**EXTRAIT À LIRE**

..........

8.9.08

Tensions Russie / Etats-Unis : Israël en paie les frais


Par Julien Bahloul
pour Guysen International News

Dans un contexte d’escalade verbale avec les Etats-Unis sur le dossier géorgien, la Russie vient d’annoncer son intention d’aider l’Iran dans son programme nucléaire. Annoncé par le Sunday Times, ce programme prévoit l’envoi d’experts nucléaires russes en Iran et la formation de scientifiques iraniens en Russie. Plus inquiétant, des armes russes auraient déjà été livrées à Téheran. Explications.

« La Russie a vendu des armes aux régimes syriens et iraniens. Certaines d’entre elles ont déjà été acheminées aux terroristes du Hezbollah et en Irak ».
Cette annonce inquiétante a été faite par Dick Cheney, Vice Président américain, samedi lors de sa rencontre avec le Président israélien Shimon Pérès en marge d’une conférence économique en Italie.

Il a ajouté que Moscou savait pertinemment qu’en vendant des armes à ces pays, elles arriveraient ensuite entre les mains des terroristes.

Cette fourniture d’armements est d’autant plus inquiétante que, comme le souligne le Président israélien : « l’Iran continue de terroriser la région au nom de l’intégrisme religieux » d’où la nécessité à ses yeux de « trouver une solution alternative au pétrole.
Car aujourd’hui, l’or noir est « le principal bailleur de fond du terrorisme international et de leaders extrémistes tels qu’Ahmadinedjad et Hugo Chavez ».

La décision russe, qui, il y a quelques mois semblait difficile à imaginer, n’est aujourd’hui que l’énième passe d’armes entre les Etats-Unis et la Russie depuis le début de la crise.

D’un côté ce qui ressemble à un bloc occidental composé des Américains, des Européens et d’Israël, de l’autre, confettis d’un empire soviétique déchu, la Russie, l’Iran voir la Chine, le Venezuela et la Syrie.

Comme un air de déjà vu, le Moyen-Orient redevient le théâtre d’une guerre froide pas vraiment terminée.
Cette situation extrêmement tendue est le fruit d’un enchainement rapide d’évènements.

L’histoire commence en août dernier. La Géorgie tente de rétablir depuis plusieurs jours sa souveraineté en Ossétie du sud, province géorgienne rebelle qui cherche à faire sécession.

..........

**CONSIGNE**
D'après l'article, que prévoit le programme d'aide nucléaire russe à l'Iran annoncé par le Sunday Times ? Appuyez-vous uniquement sur l'article pour répondre.

**DONNÉES FOURNIES**
..........

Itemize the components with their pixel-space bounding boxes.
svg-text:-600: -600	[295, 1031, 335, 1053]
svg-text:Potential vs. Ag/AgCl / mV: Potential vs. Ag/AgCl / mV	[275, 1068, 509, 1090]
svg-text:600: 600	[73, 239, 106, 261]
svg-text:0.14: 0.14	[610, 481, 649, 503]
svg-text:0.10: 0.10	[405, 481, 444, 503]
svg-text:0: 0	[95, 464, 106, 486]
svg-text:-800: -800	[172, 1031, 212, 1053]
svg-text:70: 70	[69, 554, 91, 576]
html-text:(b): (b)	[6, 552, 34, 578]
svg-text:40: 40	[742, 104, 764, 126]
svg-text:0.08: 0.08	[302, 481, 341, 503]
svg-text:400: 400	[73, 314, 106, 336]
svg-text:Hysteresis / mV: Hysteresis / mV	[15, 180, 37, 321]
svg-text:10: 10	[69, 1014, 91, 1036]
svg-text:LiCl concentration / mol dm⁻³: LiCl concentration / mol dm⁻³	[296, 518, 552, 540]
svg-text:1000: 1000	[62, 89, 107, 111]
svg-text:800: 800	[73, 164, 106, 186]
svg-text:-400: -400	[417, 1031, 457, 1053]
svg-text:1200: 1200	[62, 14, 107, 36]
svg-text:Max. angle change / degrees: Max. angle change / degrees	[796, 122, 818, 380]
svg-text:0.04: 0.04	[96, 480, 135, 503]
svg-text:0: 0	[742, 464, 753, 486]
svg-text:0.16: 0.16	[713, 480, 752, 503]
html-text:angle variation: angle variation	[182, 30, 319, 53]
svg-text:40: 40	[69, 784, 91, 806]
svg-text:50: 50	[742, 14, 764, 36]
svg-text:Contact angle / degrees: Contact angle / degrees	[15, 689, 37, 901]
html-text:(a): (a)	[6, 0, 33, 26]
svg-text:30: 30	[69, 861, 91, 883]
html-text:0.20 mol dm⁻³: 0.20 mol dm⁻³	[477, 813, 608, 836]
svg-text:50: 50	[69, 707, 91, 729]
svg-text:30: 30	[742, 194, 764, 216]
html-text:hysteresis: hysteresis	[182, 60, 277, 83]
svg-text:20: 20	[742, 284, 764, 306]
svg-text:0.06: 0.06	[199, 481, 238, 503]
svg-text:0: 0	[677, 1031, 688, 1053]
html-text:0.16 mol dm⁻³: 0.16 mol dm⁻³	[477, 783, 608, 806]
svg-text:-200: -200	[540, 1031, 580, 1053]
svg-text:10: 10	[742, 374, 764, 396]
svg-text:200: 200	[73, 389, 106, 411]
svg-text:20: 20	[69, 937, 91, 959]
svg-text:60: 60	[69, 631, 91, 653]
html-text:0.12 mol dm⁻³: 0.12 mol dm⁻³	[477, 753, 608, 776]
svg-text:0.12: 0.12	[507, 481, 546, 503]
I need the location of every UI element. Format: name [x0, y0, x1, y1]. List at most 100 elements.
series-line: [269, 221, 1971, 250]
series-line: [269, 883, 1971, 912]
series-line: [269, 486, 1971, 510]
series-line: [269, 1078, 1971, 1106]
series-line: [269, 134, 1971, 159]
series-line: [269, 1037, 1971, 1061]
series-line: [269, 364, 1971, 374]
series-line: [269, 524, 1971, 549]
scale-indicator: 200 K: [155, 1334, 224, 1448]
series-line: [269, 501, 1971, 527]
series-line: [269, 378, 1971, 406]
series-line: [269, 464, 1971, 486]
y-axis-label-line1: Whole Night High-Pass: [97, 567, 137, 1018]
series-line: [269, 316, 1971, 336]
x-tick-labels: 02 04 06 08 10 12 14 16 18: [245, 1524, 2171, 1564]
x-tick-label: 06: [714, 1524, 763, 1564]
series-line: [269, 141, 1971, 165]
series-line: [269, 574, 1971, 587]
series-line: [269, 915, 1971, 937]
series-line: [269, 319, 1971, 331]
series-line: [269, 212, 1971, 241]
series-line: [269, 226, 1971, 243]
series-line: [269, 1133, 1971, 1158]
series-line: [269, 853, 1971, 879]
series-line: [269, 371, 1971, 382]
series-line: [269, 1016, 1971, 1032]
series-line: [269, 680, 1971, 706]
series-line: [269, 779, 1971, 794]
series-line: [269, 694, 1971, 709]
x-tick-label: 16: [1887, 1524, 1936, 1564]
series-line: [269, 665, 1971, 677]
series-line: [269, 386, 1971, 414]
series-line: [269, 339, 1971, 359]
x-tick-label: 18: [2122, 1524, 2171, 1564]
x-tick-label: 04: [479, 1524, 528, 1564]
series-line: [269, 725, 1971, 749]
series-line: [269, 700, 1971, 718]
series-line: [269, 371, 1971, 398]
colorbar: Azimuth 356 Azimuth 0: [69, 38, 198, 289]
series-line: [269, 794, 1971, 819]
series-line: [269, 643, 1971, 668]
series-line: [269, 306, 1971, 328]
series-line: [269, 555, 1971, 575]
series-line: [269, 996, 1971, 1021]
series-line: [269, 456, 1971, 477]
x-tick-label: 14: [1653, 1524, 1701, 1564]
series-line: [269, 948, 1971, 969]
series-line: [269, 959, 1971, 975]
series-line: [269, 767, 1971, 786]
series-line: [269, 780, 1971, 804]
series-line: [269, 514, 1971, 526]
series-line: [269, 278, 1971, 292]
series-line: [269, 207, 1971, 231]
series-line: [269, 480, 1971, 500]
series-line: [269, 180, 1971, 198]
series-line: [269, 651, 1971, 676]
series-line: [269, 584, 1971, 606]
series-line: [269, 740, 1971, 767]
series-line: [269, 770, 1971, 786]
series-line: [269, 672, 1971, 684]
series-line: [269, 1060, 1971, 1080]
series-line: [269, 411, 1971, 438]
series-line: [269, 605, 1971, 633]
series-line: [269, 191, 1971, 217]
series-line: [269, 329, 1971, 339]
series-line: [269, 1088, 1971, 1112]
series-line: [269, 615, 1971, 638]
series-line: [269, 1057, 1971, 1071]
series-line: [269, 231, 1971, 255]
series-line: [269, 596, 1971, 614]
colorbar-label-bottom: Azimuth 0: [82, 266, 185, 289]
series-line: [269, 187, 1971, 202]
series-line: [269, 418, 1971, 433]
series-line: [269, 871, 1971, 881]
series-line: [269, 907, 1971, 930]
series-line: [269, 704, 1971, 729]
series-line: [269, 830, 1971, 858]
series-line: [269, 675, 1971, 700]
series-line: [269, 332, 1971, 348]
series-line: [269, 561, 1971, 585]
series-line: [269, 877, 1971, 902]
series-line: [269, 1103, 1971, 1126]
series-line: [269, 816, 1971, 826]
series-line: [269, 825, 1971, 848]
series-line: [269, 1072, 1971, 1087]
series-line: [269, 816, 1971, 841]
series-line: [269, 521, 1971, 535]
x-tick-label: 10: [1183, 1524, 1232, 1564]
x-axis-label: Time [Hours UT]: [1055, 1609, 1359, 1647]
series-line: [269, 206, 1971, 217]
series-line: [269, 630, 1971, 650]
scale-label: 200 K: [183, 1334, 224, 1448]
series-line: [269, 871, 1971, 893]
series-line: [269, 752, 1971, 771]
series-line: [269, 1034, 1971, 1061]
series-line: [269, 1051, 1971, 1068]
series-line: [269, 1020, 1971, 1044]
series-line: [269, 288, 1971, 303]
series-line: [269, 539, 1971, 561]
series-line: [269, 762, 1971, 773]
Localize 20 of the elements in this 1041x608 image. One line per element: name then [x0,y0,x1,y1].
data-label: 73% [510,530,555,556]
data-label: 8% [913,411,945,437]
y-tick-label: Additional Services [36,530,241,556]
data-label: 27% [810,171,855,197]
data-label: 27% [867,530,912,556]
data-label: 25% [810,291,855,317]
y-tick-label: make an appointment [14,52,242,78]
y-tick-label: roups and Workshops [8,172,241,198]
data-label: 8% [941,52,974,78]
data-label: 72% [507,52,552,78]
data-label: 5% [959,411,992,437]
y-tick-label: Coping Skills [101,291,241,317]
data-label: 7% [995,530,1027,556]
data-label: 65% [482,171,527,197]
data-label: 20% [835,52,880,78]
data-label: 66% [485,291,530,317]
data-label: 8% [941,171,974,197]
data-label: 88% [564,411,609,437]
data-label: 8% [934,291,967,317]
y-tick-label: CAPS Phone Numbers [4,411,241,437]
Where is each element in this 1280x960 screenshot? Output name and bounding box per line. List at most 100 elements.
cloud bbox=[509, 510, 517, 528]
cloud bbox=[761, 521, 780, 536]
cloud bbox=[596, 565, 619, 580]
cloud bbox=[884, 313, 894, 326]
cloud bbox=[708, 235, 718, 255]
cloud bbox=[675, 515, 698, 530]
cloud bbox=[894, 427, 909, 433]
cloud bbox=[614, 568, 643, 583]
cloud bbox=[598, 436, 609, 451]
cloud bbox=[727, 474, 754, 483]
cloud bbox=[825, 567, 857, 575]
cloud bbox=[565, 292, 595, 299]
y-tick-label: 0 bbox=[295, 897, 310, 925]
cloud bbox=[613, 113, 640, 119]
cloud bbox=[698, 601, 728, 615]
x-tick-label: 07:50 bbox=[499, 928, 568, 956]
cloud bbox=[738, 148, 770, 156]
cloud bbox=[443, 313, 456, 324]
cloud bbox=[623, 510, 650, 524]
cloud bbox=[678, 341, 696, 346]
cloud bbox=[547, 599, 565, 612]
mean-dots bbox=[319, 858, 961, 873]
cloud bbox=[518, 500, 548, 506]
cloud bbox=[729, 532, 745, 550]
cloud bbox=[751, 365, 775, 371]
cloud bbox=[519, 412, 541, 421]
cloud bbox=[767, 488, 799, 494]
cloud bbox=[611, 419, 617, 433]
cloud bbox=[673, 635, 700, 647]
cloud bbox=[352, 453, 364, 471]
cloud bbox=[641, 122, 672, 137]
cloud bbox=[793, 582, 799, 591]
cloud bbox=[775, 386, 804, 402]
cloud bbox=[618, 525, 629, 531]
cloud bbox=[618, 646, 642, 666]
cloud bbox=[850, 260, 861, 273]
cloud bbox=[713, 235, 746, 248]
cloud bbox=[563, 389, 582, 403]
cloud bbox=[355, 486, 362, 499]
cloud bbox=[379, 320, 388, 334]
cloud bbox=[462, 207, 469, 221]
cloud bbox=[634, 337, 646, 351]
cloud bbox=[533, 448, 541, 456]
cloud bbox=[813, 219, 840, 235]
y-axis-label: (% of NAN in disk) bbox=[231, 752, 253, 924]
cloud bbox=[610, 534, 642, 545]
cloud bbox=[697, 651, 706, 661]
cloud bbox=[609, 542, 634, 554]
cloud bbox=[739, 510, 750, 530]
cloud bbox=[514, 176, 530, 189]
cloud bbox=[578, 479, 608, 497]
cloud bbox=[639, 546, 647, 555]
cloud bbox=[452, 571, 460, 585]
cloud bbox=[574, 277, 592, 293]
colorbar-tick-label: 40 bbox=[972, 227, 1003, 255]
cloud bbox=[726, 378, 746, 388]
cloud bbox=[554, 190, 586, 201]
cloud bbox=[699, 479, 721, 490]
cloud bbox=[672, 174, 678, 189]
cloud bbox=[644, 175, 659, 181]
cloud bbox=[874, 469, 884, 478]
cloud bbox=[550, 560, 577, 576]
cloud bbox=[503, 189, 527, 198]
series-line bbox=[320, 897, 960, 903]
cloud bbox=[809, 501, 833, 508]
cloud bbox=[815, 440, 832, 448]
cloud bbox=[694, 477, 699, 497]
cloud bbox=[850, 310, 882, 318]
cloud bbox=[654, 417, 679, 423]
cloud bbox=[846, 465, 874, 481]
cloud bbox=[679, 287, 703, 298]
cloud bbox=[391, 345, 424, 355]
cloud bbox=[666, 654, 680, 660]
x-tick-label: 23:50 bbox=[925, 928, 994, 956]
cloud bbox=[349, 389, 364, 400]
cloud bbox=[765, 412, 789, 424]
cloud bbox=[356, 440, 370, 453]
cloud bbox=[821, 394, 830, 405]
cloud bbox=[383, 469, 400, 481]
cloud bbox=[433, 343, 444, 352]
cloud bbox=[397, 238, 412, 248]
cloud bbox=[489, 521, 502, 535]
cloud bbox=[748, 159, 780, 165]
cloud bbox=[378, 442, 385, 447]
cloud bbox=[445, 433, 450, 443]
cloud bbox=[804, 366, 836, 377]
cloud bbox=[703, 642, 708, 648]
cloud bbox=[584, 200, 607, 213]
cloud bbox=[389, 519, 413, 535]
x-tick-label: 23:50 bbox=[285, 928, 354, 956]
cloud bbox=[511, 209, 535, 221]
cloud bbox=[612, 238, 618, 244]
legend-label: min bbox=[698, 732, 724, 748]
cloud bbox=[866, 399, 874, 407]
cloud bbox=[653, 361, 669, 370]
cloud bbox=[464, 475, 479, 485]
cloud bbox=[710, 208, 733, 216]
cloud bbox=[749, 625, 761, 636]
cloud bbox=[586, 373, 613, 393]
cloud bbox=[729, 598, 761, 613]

..........

**RÉSULTAT DE L'EXERCICE**
Il prévoit l'envoi d'experts nucléaires russes en Iran et la formation de scientifiques iraniens en Russie.